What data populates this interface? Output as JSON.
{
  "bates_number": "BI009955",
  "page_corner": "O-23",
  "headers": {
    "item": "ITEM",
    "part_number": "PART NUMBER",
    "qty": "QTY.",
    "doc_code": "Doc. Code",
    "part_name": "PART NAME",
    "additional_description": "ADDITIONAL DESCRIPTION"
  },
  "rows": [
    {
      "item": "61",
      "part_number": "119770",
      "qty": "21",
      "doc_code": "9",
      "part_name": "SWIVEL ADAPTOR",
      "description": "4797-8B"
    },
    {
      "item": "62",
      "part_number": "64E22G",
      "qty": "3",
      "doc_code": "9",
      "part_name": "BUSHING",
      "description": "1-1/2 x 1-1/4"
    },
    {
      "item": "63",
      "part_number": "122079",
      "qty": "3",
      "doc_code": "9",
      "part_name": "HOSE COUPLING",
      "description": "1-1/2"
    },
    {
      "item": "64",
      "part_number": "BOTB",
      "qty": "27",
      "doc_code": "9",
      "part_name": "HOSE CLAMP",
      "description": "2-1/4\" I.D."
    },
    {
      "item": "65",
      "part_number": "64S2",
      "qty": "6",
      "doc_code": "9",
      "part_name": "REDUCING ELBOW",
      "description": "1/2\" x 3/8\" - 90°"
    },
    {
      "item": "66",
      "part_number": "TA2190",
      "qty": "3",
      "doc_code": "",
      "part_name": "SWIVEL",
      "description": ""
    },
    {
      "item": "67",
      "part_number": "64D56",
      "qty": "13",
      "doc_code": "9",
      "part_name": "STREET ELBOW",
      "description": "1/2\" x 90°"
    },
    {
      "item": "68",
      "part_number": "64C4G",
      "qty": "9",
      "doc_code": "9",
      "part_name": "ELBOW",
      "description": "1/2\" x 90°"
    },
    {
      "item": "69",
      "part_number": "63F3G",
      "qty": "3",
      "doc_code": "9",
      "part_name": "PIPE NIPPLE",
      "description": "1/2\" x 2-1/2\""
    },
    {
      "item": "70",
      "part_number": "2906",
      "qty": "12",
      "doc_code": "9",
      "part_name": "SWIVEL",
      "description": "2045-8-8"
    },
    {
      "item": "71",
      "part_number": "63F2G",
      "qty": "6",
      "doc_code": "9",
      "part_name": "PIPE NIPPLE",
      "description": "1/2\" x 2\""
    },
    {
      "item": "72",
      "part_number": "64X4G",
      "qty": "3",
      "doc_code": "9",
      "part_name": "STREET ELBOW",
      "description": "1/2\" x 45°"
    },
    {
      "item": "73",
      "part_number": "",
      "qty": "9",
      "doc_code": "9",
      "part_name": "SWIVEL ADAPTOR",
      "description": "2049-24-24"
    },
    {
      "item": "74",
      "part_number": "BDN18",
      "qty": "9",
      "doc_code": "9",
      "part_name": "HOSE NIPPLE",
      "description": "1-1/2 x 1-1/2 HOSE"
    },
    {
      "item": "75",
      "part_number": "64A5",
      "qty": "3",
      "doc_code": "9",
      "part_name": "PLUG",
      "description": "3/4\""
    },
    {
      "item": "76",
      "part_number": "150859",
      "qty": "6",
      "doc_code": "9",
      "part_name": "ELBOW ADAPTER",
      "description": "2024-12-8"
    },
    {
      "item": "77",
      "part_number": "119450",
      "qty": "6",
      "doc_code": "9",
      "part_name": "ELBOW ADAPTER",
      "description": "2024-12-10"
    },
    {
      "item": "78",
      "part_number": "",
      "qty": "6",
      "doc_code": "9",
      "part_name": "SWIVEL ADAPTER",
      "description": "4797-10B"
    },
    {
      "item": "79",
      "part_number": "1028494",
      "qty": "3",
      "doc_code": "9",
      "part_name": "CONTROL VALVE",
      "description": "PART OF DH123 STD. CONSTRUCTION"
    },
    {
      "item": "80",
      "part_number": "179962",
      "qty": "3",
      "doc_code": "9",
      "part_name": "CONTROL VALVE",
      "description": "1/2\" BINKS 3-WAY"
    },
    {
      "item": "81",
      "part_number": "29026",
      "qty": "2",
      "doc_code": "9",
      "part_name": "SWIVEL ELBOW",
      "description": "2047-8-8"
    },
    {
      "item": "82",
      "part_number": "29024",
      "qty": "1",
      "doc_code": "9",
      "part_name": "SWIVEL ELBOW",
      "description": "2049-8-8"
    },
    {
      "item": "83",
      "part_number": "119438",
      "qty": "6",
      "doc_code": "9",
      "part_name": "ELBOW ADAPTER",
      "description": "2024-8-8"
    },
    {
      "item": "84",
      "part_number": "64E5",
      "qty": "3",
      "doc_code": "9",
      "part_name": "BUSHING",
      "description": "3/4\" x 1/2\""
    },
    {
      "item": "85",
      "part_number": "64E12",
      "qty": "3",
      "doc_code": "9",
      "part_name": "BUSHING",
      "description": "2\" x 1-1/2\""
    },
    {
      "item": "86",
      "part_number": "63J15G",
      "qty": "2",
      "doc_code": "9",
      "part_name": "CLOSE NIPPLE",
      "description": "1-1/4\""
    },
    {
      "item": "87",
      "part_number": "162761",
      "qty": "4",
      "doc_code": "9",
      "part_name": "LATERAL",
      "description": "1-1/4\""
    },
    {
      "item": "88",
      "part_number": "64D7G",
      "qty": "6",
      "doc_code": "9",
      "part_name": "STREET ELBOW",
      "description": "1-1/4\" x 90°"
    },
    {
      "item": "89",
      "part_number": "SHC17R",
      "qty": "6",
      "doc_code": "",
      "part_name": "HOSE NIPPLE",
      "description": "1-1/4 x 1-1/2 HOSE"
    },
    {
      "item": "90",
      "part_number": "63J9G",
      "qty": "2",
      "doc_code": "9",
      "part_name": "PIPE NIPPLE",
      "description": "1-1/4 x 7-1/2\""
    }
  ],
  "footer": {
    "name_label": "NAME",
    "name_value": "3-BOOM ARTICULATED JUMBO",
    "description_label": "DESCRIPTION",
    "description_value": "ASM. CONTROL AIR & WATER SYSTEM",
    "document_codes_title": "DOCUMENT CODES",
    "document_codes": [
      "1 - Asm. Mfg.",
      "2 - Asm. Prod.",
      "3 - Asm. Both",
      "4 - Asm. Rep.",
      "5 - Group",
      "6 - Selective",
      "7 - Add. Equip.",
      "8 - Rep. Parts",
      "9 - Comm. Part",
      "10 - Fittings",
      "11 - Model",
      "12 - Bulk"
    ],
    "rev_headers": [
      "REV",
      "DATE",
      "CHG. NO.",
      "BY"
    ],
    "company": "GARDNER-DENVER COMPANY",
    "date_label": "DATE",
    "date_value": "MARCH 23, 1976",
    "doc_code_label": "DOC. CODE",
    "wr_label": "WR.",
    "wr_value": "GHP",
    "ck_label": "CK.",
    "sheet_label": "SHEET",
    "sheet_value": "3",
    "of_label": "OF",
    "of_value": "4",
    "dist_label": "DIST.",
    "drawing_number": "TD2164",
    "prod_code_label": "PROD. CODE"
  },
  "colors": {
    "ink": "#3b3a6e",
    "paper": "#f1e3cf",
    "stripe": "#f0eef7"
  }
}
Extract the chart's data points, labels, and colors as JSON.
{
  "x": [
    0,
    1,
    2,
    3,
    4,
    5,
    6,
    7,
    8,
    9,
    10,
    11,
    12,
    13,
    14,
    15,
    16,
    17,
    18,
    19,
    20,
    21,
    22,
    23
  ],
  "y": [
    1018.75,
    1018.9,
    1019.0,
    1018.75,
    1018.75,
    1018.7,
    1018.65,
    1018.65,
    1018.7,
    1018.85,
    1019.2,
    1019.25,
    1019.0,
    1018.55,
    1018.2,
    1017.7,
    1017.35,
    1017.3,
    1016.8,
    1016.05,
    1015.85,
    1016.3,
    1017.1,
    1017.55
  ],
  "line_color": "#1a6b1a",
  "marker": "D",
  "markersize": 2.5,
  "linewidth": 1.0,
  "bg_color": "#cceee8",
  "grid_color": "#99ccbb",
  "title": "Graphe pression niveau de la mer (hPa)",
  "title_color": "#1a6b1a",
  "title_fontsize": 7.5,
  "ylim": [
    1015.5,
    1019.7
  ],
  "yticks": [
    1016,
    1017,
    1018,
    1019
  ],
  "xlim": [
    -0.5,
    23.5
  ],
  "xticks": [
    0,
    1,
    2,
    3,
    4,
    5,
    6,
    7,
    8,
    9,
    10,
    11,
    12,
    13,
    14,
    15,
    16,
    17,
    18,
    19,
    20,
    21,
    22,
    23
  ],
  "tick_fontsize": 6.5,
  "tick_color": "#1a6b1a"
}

============================================================

SET EXERCISE: Look above for the line that holds "Extract the chart's", then copy it and each line after it exactly, through the last line of the data.

RESULT FOR THIS EXERCISE:
Extract the chart's data points, labels, and colors as JSON.
{
  "x": [
    0,
    1,
    2,
    3,
    4,
    5,
    6,
    7,
    8,
    9,
    10,
    11,
    12,
    13,
    14,
    15,
    16,
    17,
    18,
    19,
    20,
    21,
    22,
    23
  ],
  "y": [
    1018.75,
    1018.9,
    1019.0,
    1018.75,
    1018.75,
    1018.7,
    1018.65,
    1018.65,
    1018.7,
    1018.85,
    1019.2,
    1019.25,
    1019.0,
    1018.55,
    1018.2,
    1017.7,
    1017.35,
    1017.3,
    1016.8,
    1016.05,
    1015.85,
    1016.3,
    1017.1,
    1017.55
  ],
  "line_color": "#1a6b1a",
  "marker": "D",
  "markersize": 2.5,
  "linewidth": 1.0,
  "bg_color": "#cceee8",
  "grid_color": "#99ccbb",
  "title": "Graphe pression niveau de la mer (hPa)",
  "title_color": "#1a6b1a",
  "title_fontsize": 7.5,
  "ylim": [
    1015.5,
    1019.7
  ],
  "yticks": [
    1016,
    1017,
    1018,
    1019
  ],
  "xlim": [
    -0.5,
    23.5
  ],
  "xticks": [
    0,
    1,
    2,
    3,
    4,
    5,
    6,
    7,
    8,
    9,
    10,
    11,
    12,
    13,
    14,
    15,
    16,
    17,
    18,
    19,
    20,
    21,
    22,
    23
  ],
  "tick_fontsize": 6.5,
  "tick_color": "#1a6b1a"
}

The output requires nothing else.